# TASK TO COMPLETE:
Find the word "this" in the material below and gather every line that contains it.

# DATA EXCERPTS:

--- Start ---

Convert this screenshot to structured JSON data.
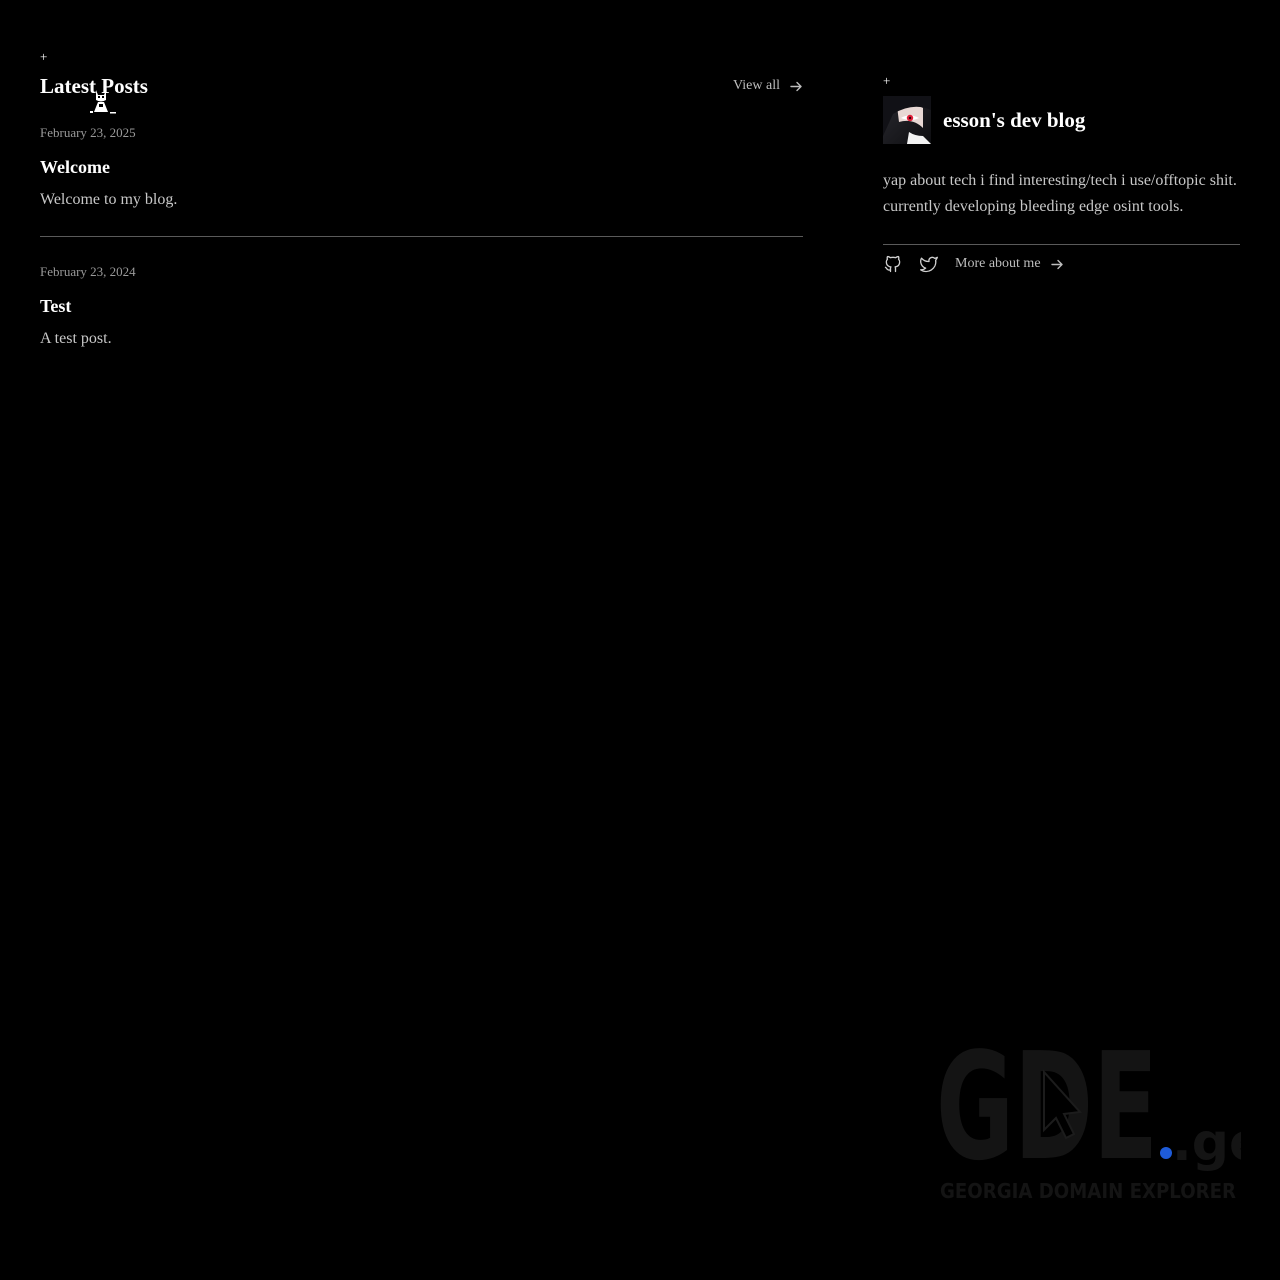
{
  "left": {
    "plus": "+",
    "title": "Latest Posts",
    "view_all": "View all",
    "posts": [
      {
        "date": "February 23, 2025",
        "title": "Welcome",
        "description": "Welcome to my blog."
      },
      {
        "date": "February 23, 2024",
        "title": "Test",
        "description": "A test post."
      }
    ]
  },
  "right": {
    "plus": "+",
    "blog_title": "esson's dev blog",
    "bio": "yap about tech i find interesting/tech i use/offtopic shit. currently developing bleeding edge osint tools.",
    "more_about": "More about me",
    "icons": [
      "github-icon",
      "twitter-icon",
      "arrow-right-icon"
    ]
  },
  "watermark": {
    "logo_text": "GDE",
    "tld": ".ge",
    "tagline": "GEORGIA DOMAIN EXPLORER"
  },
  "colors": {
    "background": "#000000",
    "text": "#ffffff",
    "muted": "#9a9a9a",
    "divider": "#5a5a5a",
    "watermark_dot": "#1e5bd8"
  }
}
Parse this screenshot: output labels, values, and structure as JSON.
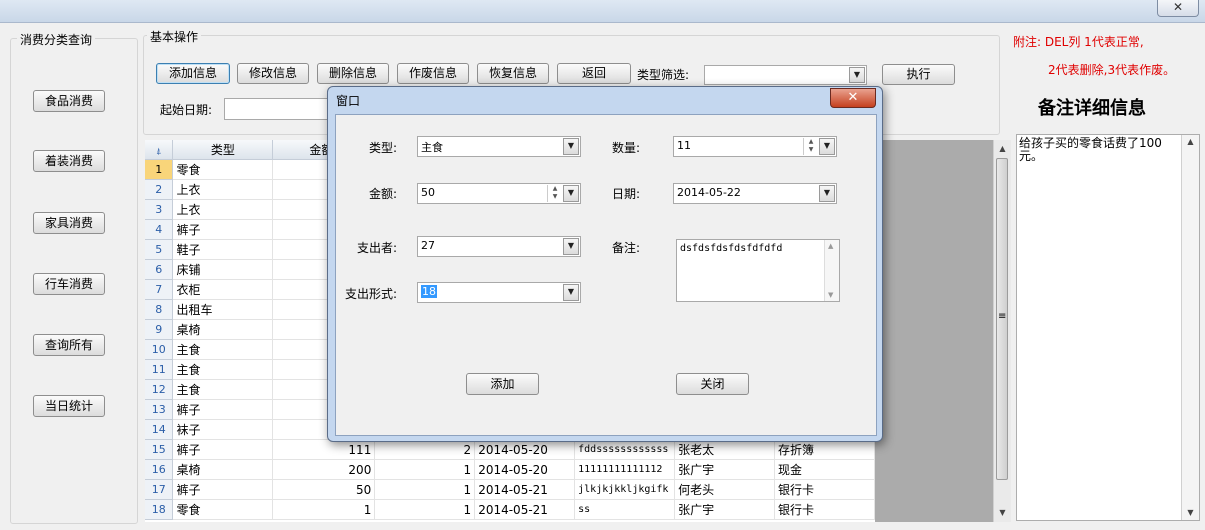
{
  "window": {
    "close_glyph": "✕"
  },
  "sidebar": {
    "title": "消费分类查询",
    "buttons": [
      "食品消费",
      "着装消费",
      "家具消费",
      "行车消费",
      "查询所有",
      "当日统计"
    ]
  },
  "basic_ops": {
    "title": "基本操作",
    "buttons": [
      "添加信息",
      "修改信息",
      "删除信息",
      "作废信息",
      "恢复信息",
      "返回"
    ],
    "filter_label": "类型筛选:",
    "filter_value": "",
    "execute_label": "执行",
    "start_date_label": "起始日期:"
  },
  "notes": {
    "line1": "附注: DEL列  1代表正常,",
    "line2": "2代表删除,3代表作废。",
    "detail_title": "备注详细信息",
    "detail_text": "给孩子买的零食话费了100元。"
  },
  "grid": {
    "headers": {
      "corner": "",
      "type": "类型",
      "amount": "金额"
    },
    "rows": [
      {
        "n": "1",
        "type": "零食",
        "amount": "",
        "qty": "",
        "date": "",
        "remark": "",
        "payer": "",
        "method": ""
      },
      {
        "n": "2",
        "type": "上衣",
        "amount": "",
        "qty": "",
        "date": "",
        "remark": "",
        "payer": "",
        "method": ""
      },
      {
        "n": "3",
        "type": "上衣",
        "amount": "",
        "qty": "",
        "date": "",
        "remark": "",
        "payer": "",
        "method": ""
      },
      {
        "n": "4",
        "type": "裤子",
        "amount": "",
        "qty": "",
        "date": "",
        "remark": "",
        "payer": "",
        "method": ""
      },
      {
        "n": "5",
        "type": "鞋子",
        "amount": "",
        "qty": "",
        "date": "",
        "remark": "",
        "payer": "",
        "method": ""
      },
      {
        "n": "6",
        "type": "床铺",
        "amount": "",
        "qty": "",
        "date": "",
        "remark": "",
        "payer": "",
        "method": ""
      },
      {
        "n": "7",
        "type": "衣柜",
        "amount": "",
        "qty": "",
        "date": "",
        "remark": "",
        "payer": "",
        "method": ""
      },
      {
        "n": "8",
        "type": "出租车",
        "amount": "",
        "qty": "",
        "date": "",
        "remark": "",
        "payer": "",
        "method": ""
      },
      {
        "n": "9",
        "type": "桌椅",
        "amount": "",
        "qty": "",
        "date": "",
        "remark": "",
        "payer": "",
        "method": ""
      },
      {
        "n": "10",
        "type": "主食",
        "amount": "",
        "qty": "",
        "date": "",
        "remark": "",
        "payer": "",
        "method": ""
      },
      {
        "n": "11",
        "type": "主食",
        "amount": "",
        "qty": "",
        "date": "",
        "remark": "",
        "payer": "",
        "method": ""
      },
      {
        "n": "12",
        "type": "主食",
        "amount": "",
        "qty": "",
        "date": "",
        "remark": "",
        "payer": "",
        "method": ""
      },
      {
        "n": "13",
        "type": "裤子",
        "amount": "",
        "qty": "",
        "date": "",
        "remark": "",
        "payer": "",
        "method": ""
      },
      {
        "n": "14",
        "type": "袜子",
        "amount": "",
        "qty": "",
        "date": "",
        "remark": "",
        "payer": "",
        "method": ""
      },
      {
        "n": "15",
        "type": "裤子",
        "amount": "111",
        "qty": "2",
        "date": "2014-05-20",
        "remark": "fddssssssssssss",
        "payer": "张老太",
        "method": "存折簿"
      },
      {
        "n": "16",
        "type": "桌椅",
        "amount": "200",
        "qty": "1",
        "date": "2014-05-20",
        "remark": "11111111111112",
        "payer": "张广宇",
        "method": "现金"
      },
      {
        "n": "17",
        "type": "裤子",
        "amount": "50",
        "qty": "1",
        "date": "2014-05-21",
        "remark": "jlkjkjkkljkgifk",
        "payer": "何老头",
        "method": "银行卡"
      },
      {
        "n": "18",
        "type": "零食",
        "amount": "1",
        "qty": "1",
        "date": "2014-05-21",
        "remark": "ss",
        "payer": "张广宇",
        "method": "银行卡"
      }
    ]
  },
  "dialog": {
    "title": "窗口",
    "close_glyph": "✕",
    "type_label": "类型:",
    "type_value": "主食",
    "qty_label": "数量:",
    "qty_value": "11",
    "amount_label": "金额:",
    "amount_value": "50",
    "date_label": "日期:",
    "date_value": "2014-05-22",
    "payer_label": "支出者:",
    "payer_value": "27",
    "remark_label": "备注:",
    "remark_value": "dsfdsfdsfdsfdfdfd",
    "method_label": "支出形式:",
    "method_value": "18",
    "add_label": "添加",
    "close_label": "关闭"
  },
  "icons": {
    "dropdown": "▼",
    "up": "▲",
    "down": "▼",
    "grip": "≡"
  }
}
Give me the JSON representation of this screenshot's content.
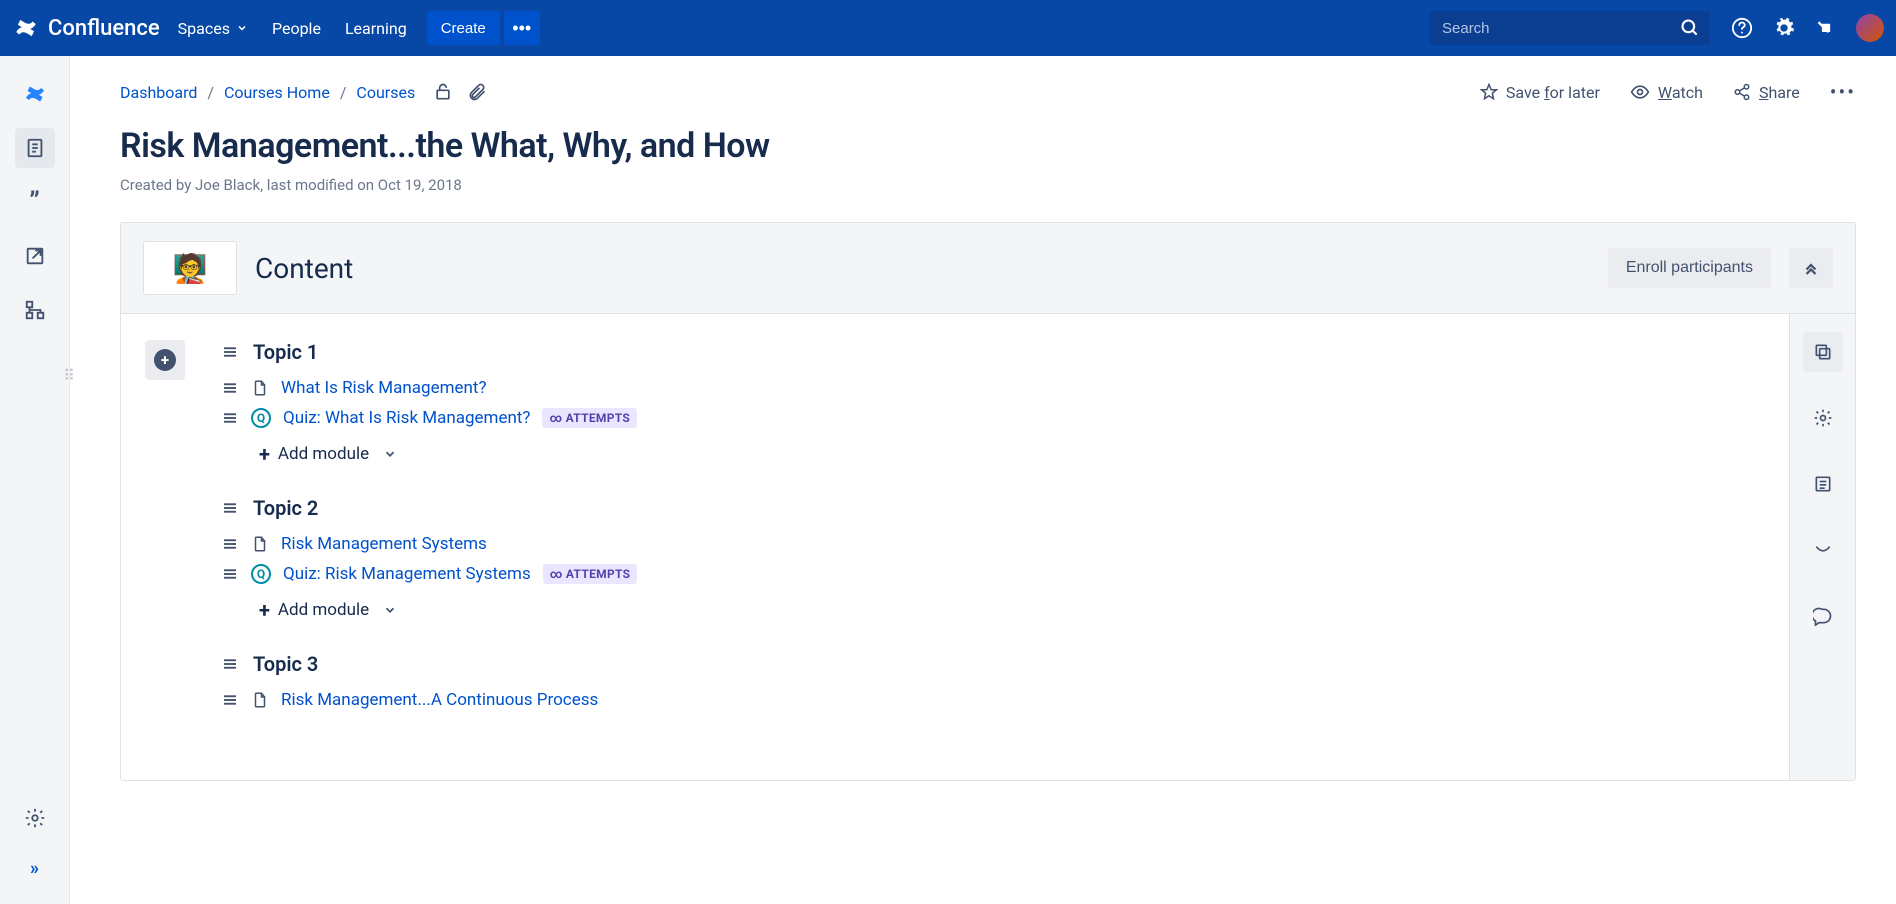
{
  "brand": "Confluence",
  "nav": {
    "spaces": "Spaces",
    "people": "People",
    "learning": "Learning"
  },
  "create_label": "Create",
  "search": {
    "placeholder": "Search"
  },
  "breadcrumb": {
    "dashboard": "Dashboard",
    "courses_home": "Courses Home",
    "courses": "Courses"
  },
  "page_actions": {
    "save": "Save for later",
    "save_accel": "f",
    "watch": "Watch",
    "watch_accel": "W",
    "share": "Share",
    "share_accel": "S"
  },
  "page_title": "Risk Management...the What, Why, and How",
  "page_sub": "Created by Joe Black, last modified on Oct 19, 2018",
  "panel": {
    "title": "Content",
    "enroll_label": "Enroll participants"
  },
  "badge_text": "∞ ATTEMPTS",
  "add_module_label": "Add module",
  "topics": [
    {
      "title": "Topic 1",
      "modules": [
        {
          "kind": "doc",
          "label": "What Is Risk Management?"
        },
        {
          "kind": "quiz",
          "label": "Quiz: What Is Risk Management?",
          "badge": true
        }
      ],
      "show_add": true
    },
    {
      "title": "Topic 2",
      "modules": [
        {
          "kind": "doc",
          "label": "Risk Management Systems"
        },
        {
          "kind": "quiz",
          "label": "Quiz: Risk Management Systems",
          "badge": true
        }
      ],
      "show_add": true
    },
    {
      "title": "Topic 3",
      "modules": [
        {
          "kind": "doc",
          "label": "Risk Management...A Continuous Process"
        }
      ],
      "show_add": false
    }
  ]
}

--- End ---

# EXERCISE RESULT:
Convert this screenshot to structured JSON data.
Parse this screenshot: output labels, values, and structure as JSON.
Give me the JSON representation of this screenshot's content.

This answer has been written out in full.